Tasks to complete
1 > Answer the following questions using the excerpt on Test cricket bowling.
(a) How many days' rest do today's players have before a Test match?
(b) How many overs did the narrator bowl for Surrey in 1953?
(c) Whose record was broken when the narrator dismissed Ron Archer?
2 > Extend the excerpt on Test cricket bowling, picking up immediately after its final sentence.

Excerpt
──────────
Today's players have 10 days' rest before a Test match, yet the bowlers seem to break down a lot. I think that's because they don't bowl enough. If you bowl in the nets for 10 days your muscles aren't toned and ready for the effort you put into a Test match.

In my day there was no question of resting. I bowled 1,200 overs for Surrey in 1953. I played at Leicester on the Wednesday, Thursday and Friday before the last Test, which began on the Saturday. I bowled 21 overs on the Friday, drove home, got back at 10pm, got up the next morning and drove an hour to the Oval to play in the Test. We also didn't have a coach. We were England players: we understood the game and didn't need coaches. Today they have 12 players and 16 people behind the scenes.

When I got Ron Archer out it was my 39th wicket of the series (at 17 apiece), which broke Maurice Tate's record. The ball turned in Australia's second innings and Tony Lock and Jim Laker bowled them out. We got our target comfortably after the pitch eased up.
──────────
Collected data

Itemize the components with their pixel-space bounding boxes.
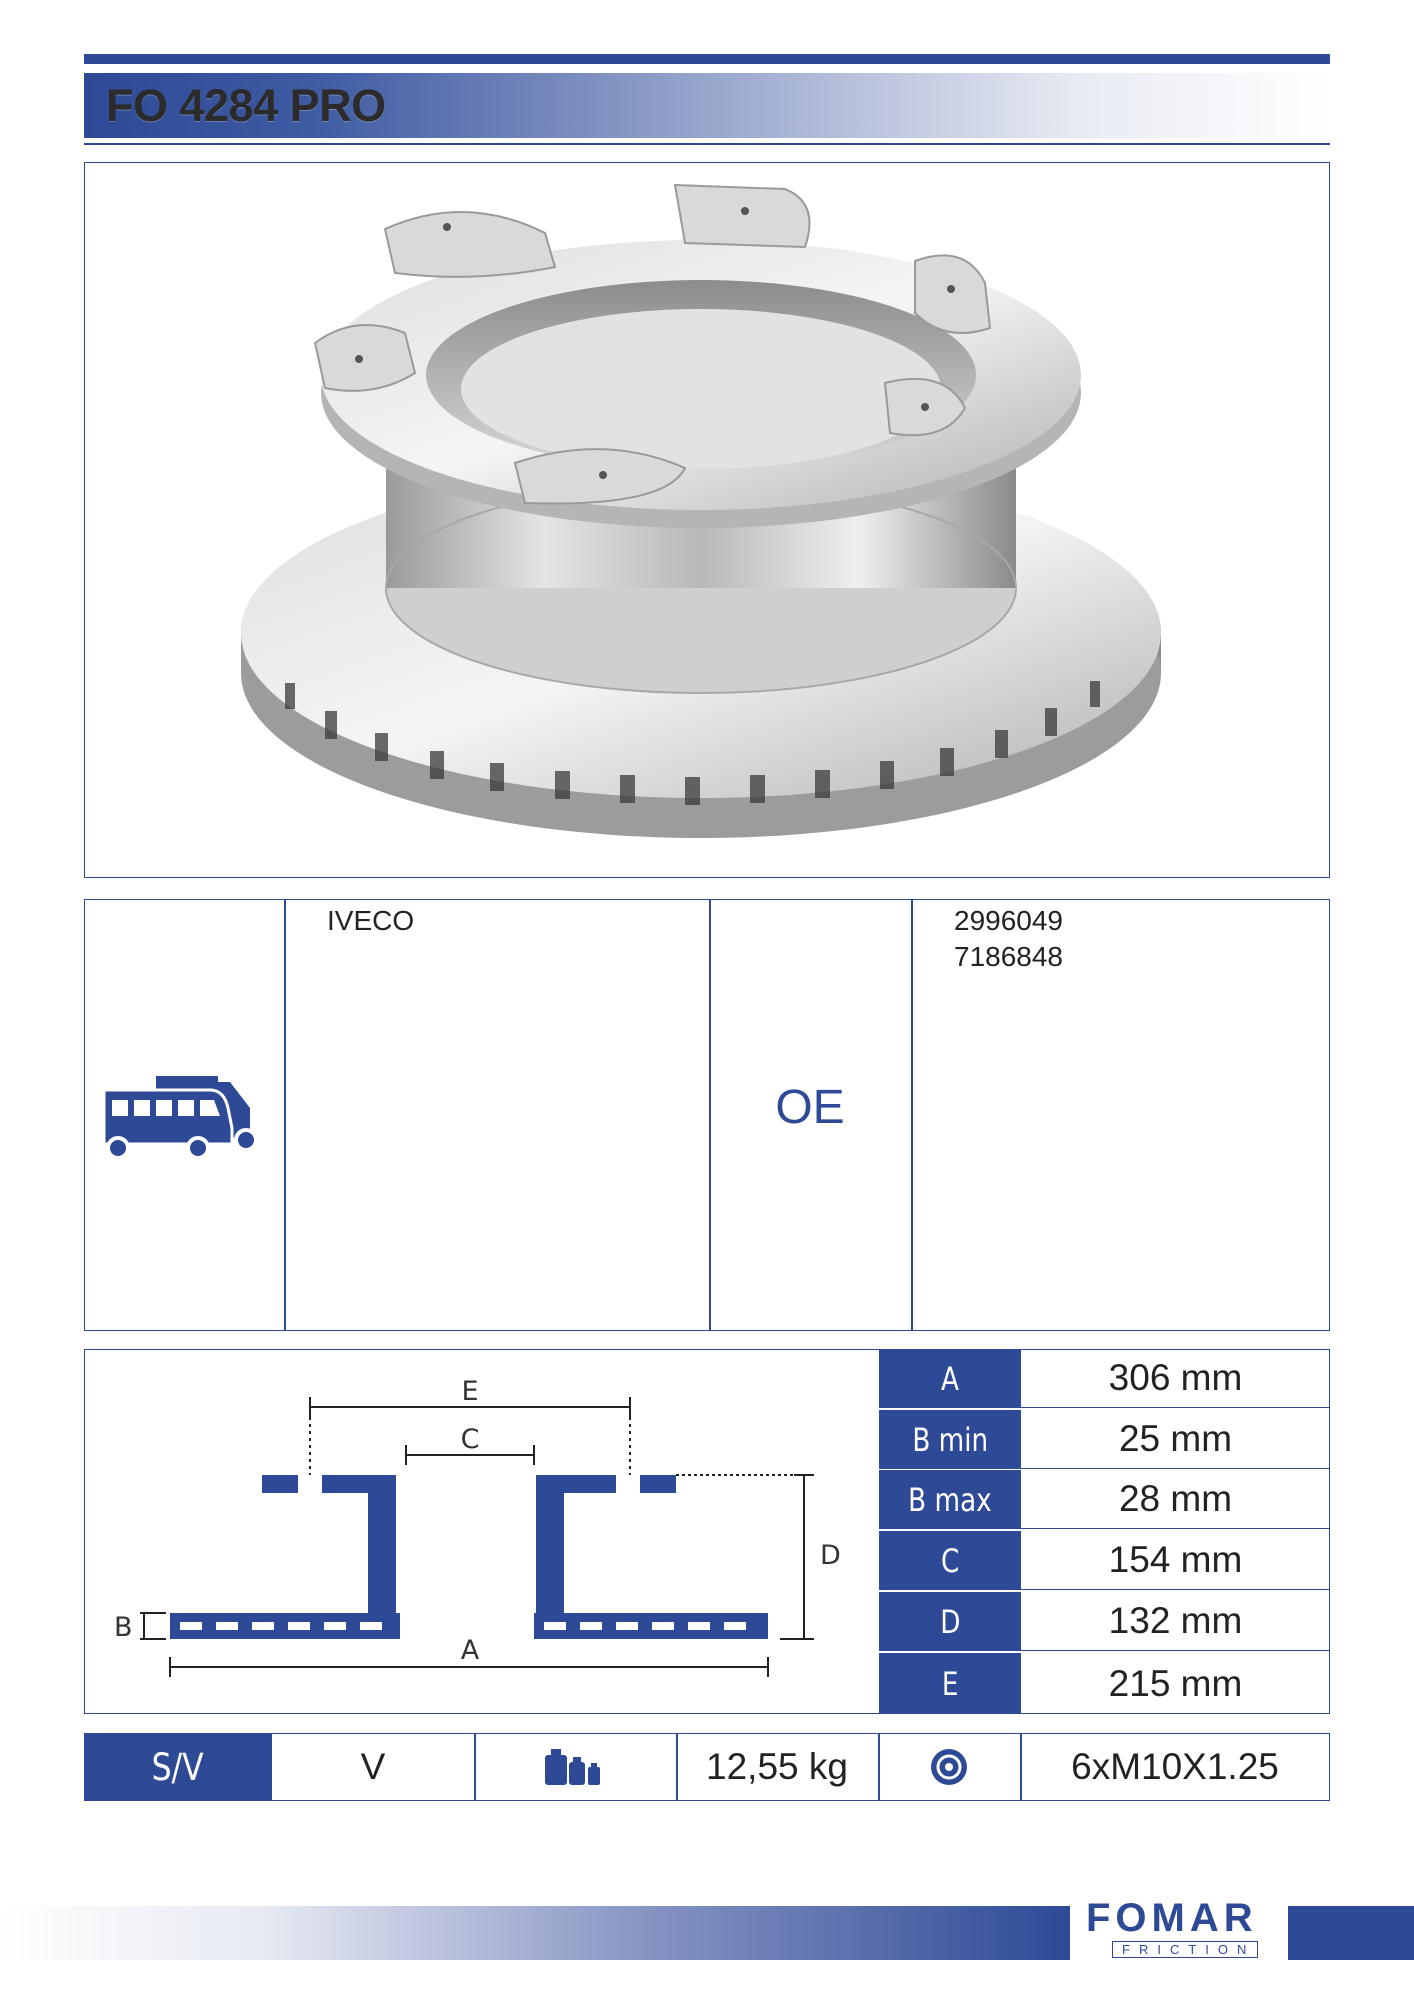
──────────
Written responses
1 >
(a) 10 days.
(b) 1,200 overs.
(c) Maurice Tate's.

2 >
The crowd gathered in front of the pavilion, though there wasn't the euphoria that there is today. Everyone's a hero now if they take two wickets. You'd think they'd been at Dunkirk.

Sydney, 1971


Keith Fletcher:

It was Ian Chappell's first game as Australia's captain. He put us in to bat, which was a bit strange because the pitch was green and turned on the last day. Australia were 1-0 down going into that last Test and they needed a result pitch.

Australia had a young Dennis Lillee, but we had the better bowlers, with John Snow in his pomp. We had to go off the field after the crowd pelted Snowy with cans and other stuff while he was fielding. They were unhappy because he'd hit Terry Jenner on the head - but it was nothing compared with what Lillee and Thomson dished out on our next tour.

Australia needed 223 to win. The ball turned and Ray Illingworth, our captain, took wickets. I held the winning catch off Derek Underwood, but it should not have been given out. The ball came off Jenner's pad.

Any win Down Under is an achievement. The Australian players took defeat pretty well, but the crowd didn't. By the end, most of them had gone. They're a bit like Yorkshire crowds: if they look like losing they don't hang around.

Headingley, 1977


Graham Roope:

We were very confident going into the fourth Test, with a lot of people in good form. I'd come into the squad in the previous Test at Trent Bridge, where Ian Botham made his debut and got five wickets in Australia's first innings: you sensed then that you were in at the start of something big.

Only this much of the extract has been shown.